» TASK REQUIREMENTS
Write out the listing exactly as it is given.

Collected data:
═══

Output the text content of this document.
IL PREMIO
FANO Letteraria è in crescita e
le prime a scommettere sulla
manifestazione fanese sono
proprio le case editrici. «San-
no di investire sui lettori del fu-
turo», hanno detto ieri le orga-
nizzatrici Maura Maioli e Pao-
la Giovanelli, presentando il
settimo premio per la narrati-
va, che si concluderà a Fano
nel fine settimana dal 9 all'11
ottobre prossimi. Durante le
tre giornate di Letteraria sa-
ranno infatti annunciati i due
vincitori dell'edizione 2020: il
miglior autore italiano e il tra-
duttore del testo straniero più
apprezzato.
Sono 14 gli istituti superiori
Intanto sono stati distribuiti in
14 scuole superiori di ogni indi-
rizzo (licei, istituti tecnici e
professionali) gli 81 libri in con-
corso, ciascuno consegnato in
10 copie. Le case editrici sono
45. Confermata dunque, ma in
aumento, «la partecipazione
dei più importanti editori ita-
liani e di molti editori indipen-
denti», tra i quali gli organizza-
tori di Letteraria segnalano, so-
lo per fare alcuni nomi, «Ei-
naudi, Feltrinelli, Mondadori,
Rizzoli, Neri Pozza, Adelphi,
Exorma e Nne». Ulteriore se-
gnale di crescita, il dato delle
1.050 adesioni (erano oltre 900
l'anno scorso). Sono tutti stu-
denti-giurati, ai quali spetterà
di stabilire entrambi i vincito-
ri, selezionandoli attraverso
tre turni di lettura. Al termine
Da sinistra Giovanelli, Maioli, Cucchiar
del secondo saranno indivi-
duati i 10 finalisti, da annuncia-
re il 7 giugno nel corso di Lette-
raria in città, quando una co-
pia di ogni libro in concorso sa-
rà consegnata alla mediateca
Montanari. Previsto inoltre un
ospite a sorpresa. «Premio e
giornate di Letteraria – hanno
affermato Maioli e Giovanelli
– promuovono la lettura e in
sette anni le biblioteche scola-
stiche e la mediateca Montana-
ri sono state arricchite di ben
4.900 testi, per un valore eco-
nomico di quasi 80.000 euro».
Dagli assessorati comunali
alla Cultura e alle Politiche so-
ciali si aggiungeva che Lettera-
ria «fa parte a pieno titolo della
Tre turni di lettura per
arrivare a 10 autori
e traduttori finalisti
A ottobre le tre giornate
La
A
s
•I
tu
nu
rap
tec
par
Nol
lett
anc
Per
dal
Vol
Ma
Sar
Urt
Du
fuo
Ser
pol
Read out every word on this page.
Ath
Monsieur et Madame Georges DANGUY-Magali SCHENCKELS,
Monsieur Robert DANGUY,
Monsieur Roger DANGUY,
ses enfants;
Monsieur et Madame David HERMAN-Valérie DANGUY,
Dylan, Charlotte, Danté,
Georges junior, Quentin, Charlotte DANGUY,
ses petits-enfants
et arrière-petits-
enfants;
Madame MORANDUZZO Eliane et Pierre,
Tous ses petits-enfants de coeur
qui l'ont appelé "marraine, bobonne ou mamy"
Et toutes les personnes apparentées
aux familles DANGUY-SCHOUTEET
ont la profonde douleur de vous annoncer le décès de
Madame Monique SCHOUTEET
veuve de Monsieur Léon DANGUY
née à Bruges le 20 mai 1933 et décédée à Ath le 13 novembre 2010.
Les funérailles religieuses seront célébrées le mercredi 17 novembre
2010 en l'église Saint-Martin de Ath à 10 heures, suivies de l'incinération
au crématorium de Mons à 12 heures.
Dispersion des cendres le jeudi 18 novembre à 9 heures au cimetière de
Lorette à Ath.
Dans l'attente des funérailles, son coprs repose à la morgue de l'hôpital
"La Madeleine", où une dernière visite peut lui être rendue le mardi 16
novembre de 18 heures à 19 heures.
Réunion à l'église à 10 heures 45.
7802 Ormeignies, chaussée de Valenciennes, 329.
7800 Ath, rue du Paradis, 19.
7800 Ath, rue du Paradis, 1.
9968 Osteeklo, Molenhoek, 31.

═══

» ANSWER FOR THIS EXERCISE
Output the text content of this document.
IL PREMIO
FANO Letteraria è in crescita e
le prime a scommettere sulla
manifestazione fanese sono
proprio le case editrici. «San-
no di investire sui lettori del fu-
turo», hanno detto ieri le orga-
nizzatrici Maura Maioli e Pao-
la Giovanelli, presentando il
settimo premio per la narrati-
va, che si concluderà a Fano
nel fine settimana dal 9 all'11
ottobre prossimi. Durante le
tre giornate di Letteraria sa-
ranno infatti annunciati i due
vincitori dell'edizione 2020: il
miglior autore italiano e il tra-
duttore del testo straniero più
apprezzato.
Sono 14 gli istituti superiori
Intanto sono stati distribuiti in
14 scuole superiori di ogni indi-
rizzo (licei, istituti tecnici e
professionali) gli 81 libri in con-
corso, ciascuno consegnato in
10 copie. Le case editrici sono
45. Confermata dunque, ma in
aumento, «la partecipazione
dei più importanti editori ita-
liani e di molti editori indipen-
denti», tra i quali gli organizza-
tori di Letteraria segnalano, so-
lo per fare alcuni nomi, «Ei-
naudi, Feltrinelli, Mondadori,
Rizzoli, Neri Pozza, Adelphi,
Exorma e Nne». Ulteriore se-
gnale di crescita, il dato delle
1.050 adesioni (erano oltre 900
l'anno scorso). Sono tutti stu-
denti-giurati, ai quali spetterà
di stabilire entrambi i vincito-
ri, selezionandoli attraverso
tre turni di lettura. Al termine
Da sinistra Giovanelli, Maioli, Cucchiar
del secondo saranno indivi-
duati i 10 finalisti, da annuncia-
re il 7 giugno nel corso di Lette-
raria in città, quando una co-
pia di ogni libro in concorso sa-
rà consegnata alla mediateca
Montanari. Previsto inoltre un
ospite a sorpresa. «Premio e
giornate di Letteraria – hanno
affermato Maioli e Giovanelli
– promuovono la lettura e in
sette anni le biblioteche scola-
stiche e la mediateca Montana-
ri sono state arricchite di ben
4.900 testi, per un valore eco-
nomico di quasi 80.000 euro».
Dagli assessorati comunali
alla Cultura e alle Politiche so-
ciali si aggiungeva che Lettera-
ria «fa parte a pieno titolo della
Tre turni di lettura per
arrivare a 10 autori
e traduttori finalisti
A ottobre le tre giornate
La
A
s
•I
tu
nu
rap
tec
par
Nol
lett
anc
Per
dal
Vol
Ma
Sar
Urt
Du
fuo
Ser
pol
Read out every word on this page.
Ath
Monsieur et Madame Georges DANGUY-Magali SCHENCKELS,
Monsieur Robert DANGUY,
Monsieur Roger DANGUY,
ses enfants;
Monsieur et Madame David HERMAN-Valérie DANGUY,
Dylan, Charlotte, Danté,
Georges junior, Quentin, Charlotte DANGUY,
ses petits-enfants
et arrière-petits-
enfants;
Madame MORANDUZZO Eliane et Pierre,
Tous ses petits-enfants de coeur
qui l'ont appelé "marraine, bobonne ou mamy"
Et toutes les personnes apparentées
aux familles DANGUY-SCHOUTEET
ont la profonde douleur de vous annoncer le décès de
Madame Monique SCHOUTEET
veuve de Monsieur Léon DANGUY
née à Bruges le 20 mai 1933 et décédée à Ath le 13 novembre 2010.
Les funérailles religieuses seront célébrées le mercredi 17 novembre
2010 en l'église Saint-Martin de Ath à 10 heures, suivies de l'incinération
au crématorium de Mons à 12 heures.
Dispersion des cendres le jeudi 18 novembre à 9 heures au cimetière de
Lorette à Ath.
Dans l'attente des funérailles, son coprs repose à la morgue de l'hôpital
"La Madeleine", où une dernière visite peut lui être rendue le mardi 16
novembre de 18 heures à 19 heures.
Réunion à l'église à 10 heures 45.
7802 Ormeignies, chaussée de Valenciennes, 329.
7800 Ath, rue du Paradis, 19.
7800 Ath, rue du Paradis, 1.
9968 Osteeklo, Molenhoek, 31.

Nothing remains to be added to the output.